Dataset items
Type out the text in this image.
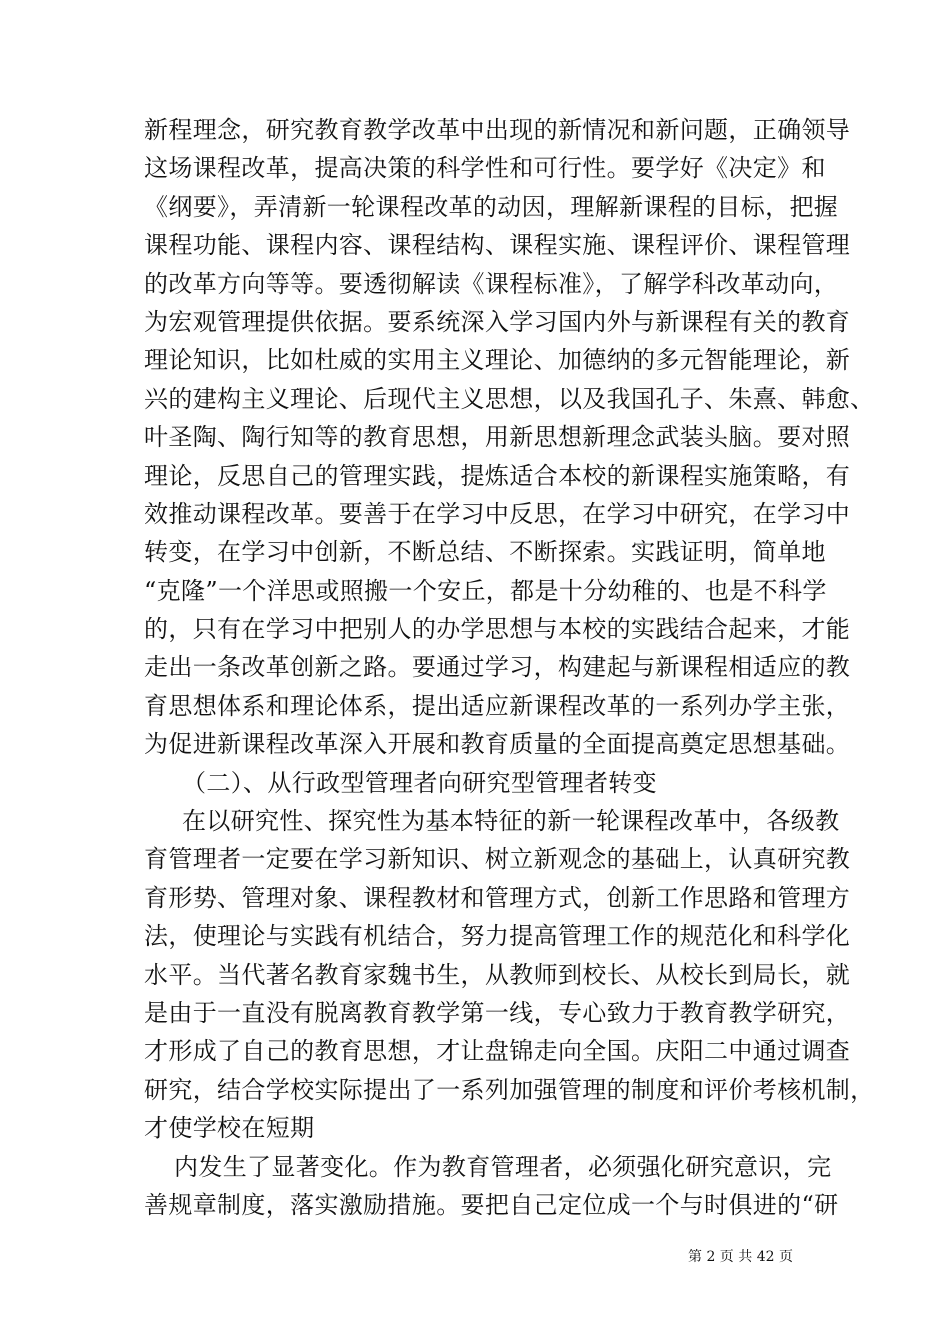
新程理念，研究教育教学改革中出现的新情况和新问题，正确领导
这场课程改革，提高决策的科学性和可行性。要学好《决定》和
《纲要》，弄清新一轮课程改革的动因，理解新课程的目标，把握
课程功能、课程内容、课程结构、课程实施、课程评价、课程管理
的改革方向等等。要透彻解读《课程标准》，了解学科改革动向，
为宏观管理提供依据。要系统深入学习国内外与新课程有关的教育
理论知识，比如杜威的实用主义理论、加德纳的多元智能理论，新
兴的建构主义理论、后现代主义思想，以及我国孔子、朱熹、韩愈、
叶圣陶、陶行知等的教育思想，用新思想新理念武装头脑。要对照
理论，反思自己的管理实践，提炼适合本校的新课程实施策略，有
效推动课程改革。要善于在学习中反思，在学习中研究，在学习中
转变，在学习中创新，不断总结、不断探索。实践证明，简单地
“克隆”一个洋思或照搬一个安丘，都是十分幼稚的、也是不科学
的，只有在学习中把别人的办学思想与本校的实践结合起来，才能
走出一条改革创新之路。要通过学习，构建起与新课程相适应的教
育思想体系和理论体系，提出适应新课程改革的一系列办学主张，
为促进新课程改革深入开展和教育质量的全面提高奠定思想基础。
（二）、从行政型管理者向研究型管理者转变
在以研究性、探究性为基本特征的新一轮课程改革中，各级教
育管理者一定要在学习新知识、树立新观念的基础上，认真研究教
育形势、管理对象、课程教材和管理方式，创新工作思路和管理方
法，使理论与实践有机结合，努力提高管理工作的规范化和科学化
水平。当代著名教育家魏书生，从教师到校长、从校长到局长，就
是由于一直没有脱离教育教学第一线，专心致力于教育教学研究，
才形成了自己的教育思想，才让盘锦走向全国。庆阳二中通过调查
研究，结合学校实际提出了一系列加强管理的制度和评价考核机制，
才使学校在短期
内发生了显著变化。作为教育管理者，必须强化研究意识，完
善规章制度，落实激励措施。要把自己定位成一个与时俱进的“研
第 2 页 共 42 页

* **To do**: Exclude the images and reproduce the remaining data exactly.

* **Result for this task**:
Type out the text in this image.
新程理念，研究教育教学改革中出现的新情况和新问题，正确领导
这场课程改革，提高决策的科学性和可行性。要学好《决定》和
《纲要》，弄清新一轮课程改革的动因，理解新课程的目标，把握
课程功能、课程内容、课程结构、课程实施、课程评价、课程管理
的改革方向等等。要透彻解读《课程标准》，了解学科改革动向，
为宏观管理提供依据。要系统深入学习国内外与新课程有关的教育
理论知识，比如杜威的实用主义理论、加德纳的多元智能理论，新
兴的建构主义理论、后现代主义思想，以及我国孔子、朱熹、韩愈、
叶圣陶、陶行知等的教育思想，用新思想新理念武装头脑。要对照
理论，反思自己的管理实践，提炼适合本校的新课程实施策略，有
效推动课程改革。要善于在学习中反思，在学习中研究，在学习中
转变，在学习中创新，不断总结、不断探索。实践证明，简单地
“克隆”一个洋思或照搬一个安丘，都是十分幼稚的、也是不科学
的，只有在学习中把别人的办学思想与本校的实践结合起来，才能
走出一条改革创新之路。要通过学习，构建起与新课程相适应的教
育思想体系和理论体系，提出适应新课程改革的一系列办学主张，
为促进新课程改革深入开展和教育质量的全面提高奠定思想基础。
（二）、从行政型管理者向研究型管理者转变
在以研究性、探究性为基本特征的新一轮课程改革中，各级教
育管理者一定要在学习新知识、树立新观念的基础上，认真研究教
育形势、管理对象、课程教材和管理方式，创新工作思路和管理方
法，使理论与实践有机结合，努力提高管理工作的规范化和科学化
水平。当代著名教育家魏书生，从教师到校长、从校长到局长，就
是由于一直没有脱离教育教学第一线，专心致力于教育教学研究，
才形成了自己的教育思想，才让盘锦走向全国。庆阳二中通过调查
研究，结合学校实际提出了一系列加强管理的制度和评价考核机制，
才使学校在短期
内发生了显著变化。作为教育管理者，必须强化研究意识，完
善规章制度，落实激励措施。要把自己定位成一个与时俱进的“研
第 2 页 共 42 页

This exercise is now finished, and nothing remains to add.